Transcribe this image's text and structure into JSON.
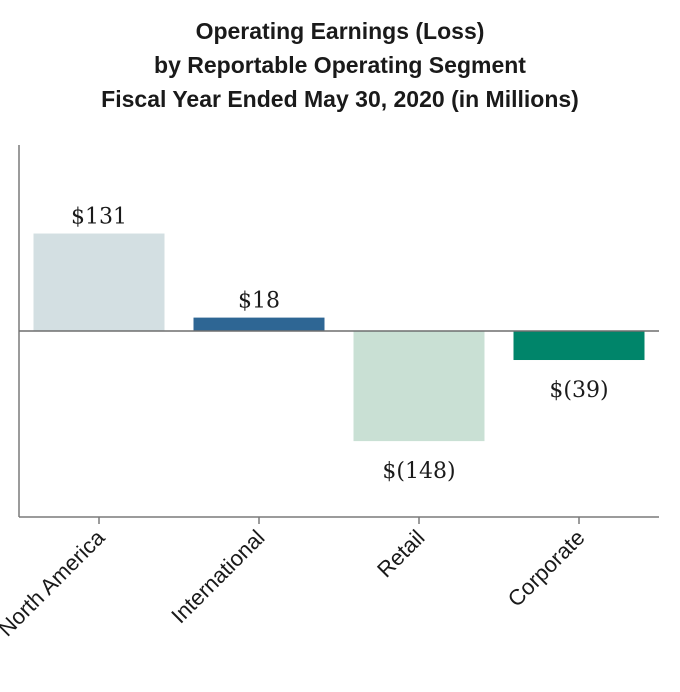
{
  "chart_data": {
    "type": "bar",
    "title": "Operating Earnings (Loss) by Reportable Operating Segment Fiscal Year Ended May 30, 2020 (in Millions)",
    "title_lines": [
      "Operating Earnings (Loss)",
      "by Reportable Operating Segment",
      "Fiscal Year Ended May 30, 2020 (in Millions)"
    ],
    "categories": [
      "North America",
      "International",
      "Retail",
      "Corporate"
    ],
    "values": [
      131,
      18,
      -148,
      -39
    ],
    "data_labels": [
      "$131",
      "$18",
      "$(148)",
      "$(39)"
    ],
    "bar_colors": [
      "#d3dfe2",
      "#2e6694",
      "#c9e0d4",
      "#00856a"
    ],
    "xlabel": "",
    "ylabel": "",
    "ylim": [
      -250,
      250
    ],
    "grid": false,
    "legend": "none"
  }
}
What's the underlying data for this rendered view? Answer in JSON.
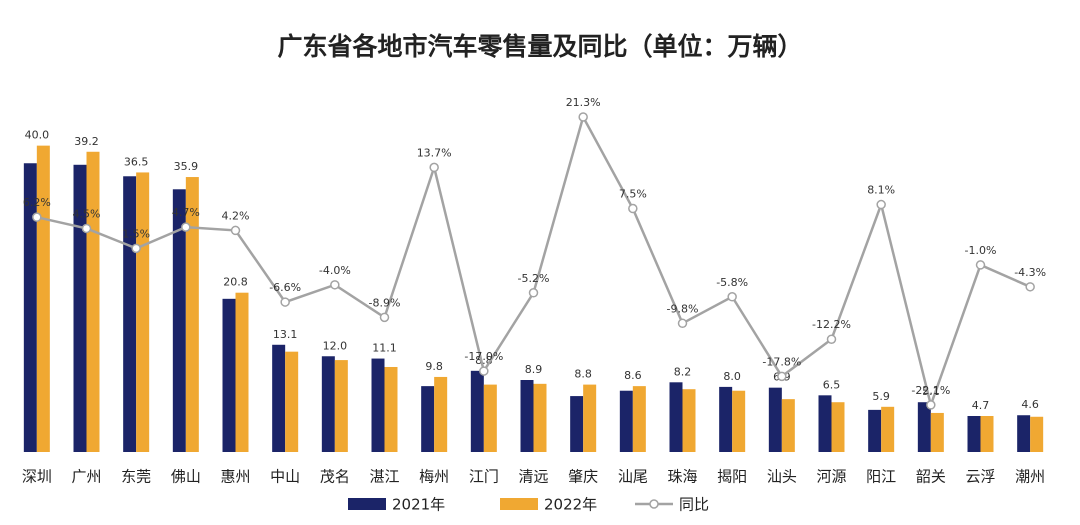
{
  "chart_data": {
    "type": "bar",
    "title": "广东省各地市汽车零售量及同比（单位：万辆）",
    "categories": [
      "深圳",
      "广州",
      "东莞",
      "佛山",
      "惠州",
      "中山",
      "茂名",
      "湛江",
      "梅州",
      "江门",
      "清远",
      "肇庆",
      "汕尾",
      "珠海",
      "揭阳",
      "汕头",
      "河源",
      "阳江",
      "韶关",
      "云浮",
      "潮州"
    ],
    "ylim": [
      0,
      44
    ],
    "y2lim": [
      -29.2,
      21.6
    ],
    "series": [
      {
        "name": "2021年",
        "color": "#1b2468",
        "values": [
          37.7,
          37.5,
          36.0,
          34.3,
          20.0,
          14.0,
          12.5,
          12.2,
          8.6,
          10.6,
          9.4,
          7.3,
          8.0,
          9.1,
          8.5,
          8.4,
          7.4,
          5.5,
          6.5,
          4.7,
          4.8
        ]
      },
      {
        "name": "2022年",
        "color": "#f0a832",
        "values": [
          40.0,
          39.2,
          36.5,
          35.9,
          20.8,
          13.1,
          12.0,
          11.1,
          9.8,
          8.8,
          8.9,
          8.8,
          8.6,
          8.2,
          8.0,
          6.9,
          6.5,
          5.9,
          5.1,
          4.7,
          4.6
        ],
        "value_labels": [
          "40.0",
          "39.2",
          "36.5",
          "35.9",
          "20.8",
          "13.1",
          "12.0",
          "11.1",
          "9.8",
          "8.8",
          "8.9",
          "8.8",
          "8.6",
          "8.2",
          "8.0",
          "6.9",
          "6.5",
          "5.9",
          "5.1",
          "4.7",
          "4.6"
        ]
      },
      {
        "name": "同比",
        "type": "line",
        "axis": "y2",
        "color": "#a3a3a3",
        "values": [
          6.2,
          4.5,
          1.5,
          4.7,
          4.2,
          -6.6,
          -4.0,
          -8.9,
          13.7,
          -17.0,
          -5.2,
          21.3,
          7.5,
          -9.8,
          -5.8,
          -17.8,
          -12.2,
          8.1,
          -22.1,
          -1.0,
          -4.3
        ],
        "value_labels": [
          "6.2%",
          "4.5%",
          "1.5%",
          "4.7%",
          "4.2%",
          "-6.6%",
          "-4.0%",
          "-8.9%",
          "13.7%",
          "-17.0%",
          "-5.2%",
          "21.3%",
          "7.5%",
          "-9.8%",
          "-5.8%",
          "-17.8%",
          "-12.2%",
          "8.1%",
          "-22.1%",
          "-1.0%",
          "-4.3%"
        ]
      }
    ]
  }
}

------------------------------------------------------------------------

*DIRECTIVE*. Give only the number of lines in the entries that contain "Loss".

*ANSWER FOR THE TASK*. 2